§ Exercise requirements
Identify and copy all lines of the material where the string "Anomalies" is found.

§ Dataset excerpt
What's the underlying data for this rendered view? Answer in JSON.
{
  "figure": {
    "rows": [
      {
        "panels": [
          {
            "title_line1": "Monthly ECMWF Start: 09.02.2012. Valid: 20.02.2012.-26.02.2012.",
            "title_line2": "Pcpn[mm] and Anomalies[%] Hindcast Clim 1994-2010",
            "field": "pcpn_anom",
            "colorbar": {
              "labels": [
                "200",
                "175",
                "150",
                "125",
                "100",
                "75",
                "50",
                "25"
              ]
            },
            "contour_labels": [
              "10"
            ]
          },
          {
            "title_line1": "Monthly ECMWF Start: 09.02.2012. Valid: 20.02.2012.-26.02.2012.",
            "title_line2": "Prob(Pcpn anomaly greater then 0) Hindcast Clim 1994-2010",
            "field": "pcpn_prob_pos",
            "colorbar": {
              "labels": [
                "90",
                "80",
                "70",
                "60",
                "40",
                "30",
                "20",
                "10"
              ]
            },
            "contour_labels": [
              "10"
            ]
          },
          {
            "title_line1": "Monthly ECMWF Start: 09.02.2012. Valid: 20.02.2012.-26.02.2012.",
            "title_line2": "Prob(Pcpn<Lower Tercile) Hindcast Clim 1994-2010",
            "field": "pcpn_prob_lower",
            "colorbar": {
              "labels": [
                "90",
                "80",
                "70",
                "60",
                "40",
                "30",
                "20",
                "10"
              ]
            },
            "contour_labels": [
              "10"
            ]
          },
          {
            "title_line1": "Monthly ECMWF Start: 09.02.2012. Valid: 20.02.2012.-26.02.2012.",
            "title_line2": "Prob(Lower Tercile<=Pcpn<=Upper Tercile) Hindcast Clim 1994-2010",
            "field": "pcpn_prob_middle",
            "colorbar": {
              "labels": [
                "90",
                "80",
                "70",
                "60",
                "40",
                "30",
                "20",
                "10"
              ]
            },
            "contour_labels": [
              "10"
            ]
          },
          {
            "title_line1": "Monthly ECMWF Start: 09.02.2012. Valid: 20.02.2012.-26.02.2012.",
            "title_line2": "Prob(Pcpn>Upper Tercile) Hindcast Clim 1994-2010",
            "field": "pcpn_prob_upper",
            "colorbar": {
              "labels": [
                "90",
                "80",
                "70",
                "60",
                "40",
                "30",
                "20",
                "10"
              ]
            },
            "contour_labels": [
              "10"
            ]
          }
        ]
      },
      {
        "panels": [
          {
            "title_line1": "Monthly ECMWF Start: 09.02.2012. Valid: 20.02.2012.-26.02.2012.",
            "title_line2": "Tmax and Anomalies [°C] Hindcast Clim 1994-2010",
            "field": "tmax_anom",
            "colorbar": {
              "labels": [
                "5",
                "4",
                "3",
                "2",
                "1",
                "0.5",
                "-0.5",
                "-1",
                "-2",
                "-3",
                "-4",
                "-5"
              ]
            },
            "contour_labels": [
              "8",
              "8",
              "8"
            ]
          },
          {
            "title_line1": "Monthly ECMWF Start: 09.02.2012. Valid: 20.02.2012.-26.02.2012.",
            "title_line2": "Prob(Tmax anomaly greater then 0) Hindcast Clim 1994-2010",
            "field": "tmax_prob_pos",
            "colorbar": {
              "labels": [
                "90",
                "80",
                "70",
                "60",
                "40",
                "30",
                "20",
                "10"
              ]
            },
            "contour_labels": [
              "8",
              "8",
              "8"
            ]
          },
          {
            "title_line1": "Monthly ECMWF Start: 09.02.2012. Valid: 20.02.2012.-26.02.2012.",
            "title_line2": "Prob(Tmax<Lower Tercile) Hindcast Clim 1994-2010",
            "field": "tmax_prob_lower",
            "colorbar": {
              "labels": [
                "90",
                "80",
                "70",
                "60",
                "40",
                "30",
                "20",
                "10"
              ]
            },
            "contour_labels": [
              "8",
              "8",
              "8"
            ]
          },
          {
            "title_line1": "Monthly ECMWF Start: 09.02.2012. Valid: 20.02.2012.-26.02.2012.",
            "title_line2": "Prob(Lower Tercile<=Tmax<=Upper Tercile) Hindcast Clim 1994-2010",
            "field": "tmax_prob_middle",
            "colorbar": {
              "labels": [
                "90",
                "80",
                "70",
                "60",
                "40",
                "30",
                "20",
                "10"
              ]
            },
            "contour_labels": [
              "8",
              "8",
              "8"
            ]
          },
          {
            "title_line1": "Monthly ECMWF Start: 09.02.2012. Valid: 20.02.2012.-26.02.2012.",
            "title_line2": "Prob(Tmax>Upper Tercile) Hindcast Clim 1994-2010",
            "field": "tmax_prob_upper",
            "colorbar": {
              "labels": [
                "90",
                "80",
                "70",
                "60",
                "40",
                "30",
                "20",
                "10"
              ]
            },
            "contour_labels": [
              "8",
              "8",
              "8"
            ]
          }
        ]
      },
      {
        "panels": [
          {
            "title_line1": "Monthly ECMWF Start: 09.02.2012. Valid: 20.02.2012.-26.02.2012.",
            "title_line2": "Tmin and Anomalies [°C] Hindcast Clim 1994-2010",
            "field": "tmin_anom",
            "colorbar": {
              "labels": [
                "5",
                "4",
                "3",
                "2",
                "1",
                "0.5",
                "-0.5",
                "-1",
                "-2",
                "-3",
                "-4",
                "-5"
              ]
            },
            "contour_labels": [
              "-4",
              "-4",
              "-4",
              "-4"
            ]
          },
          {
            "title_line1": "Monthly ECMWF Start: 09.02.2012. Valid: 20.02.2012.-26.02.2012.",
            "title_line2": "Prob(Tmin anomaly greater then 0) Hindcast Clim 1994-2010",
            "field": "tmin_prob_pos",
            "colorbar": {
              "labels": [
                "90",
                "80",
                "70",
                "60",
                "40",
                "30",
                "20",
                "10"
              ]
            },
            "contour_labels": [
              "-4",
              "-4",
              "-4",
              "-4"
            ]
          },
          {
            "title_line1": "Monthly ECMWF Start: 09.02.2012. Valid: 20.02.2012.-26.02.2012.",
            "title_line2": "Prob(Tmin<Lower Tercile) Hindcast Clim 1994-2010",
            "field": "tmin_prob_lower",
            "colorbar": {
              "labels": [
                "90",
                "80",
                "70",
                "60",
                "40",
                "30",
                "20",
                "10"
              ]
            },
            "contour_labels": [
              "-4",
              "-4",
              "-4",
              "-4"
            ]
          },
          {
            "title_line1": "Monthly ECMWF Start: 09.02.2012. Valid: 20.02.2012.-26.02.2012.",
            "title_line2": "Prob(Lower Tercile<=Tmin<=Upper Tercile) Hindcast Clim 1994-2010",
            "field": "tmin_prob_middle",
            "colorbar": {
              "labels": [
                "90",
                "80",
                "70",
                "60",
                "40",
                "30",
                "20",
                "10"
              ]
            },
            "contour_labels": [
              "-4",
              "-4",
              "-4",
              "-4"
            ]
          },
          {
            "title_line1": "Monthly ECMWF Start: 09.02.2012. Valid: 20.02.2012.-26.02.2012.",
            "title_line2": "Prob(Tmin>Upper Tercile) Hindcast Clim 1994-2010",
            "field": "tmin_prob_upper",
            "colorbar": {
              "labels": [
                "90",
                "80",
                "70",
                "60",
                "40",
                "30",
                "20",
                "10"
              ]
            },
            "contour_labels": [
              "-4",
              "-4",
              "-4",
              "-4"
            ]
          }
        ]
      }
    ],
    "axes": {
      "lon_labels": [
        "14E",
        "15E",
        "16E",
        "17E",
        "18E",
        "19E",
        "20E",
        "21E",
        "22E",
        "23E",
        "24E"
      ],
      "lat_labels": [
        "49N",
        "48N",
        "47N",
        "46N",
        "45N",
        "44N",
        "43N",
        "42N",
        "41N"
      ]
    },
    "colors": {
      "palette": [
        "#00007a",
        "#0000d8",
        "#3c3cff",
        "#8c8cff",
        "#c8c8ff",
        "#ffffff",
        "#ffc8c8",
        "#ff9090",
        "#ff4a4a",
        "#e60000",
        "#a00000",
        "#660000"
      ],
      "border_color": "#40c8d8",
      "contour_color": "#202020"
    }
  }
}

§ Full output
            "title_line2": "Pcpn[mm] and Anomalies[%] Hindcast Clim 1994-2010",
            "title_line2": "Tmax and Anomalies [°C] Hindcast Clim 1994-2010",
            "title_line2": "Tmin and Anomalies [°C] Hindcast Clim 1994-2010",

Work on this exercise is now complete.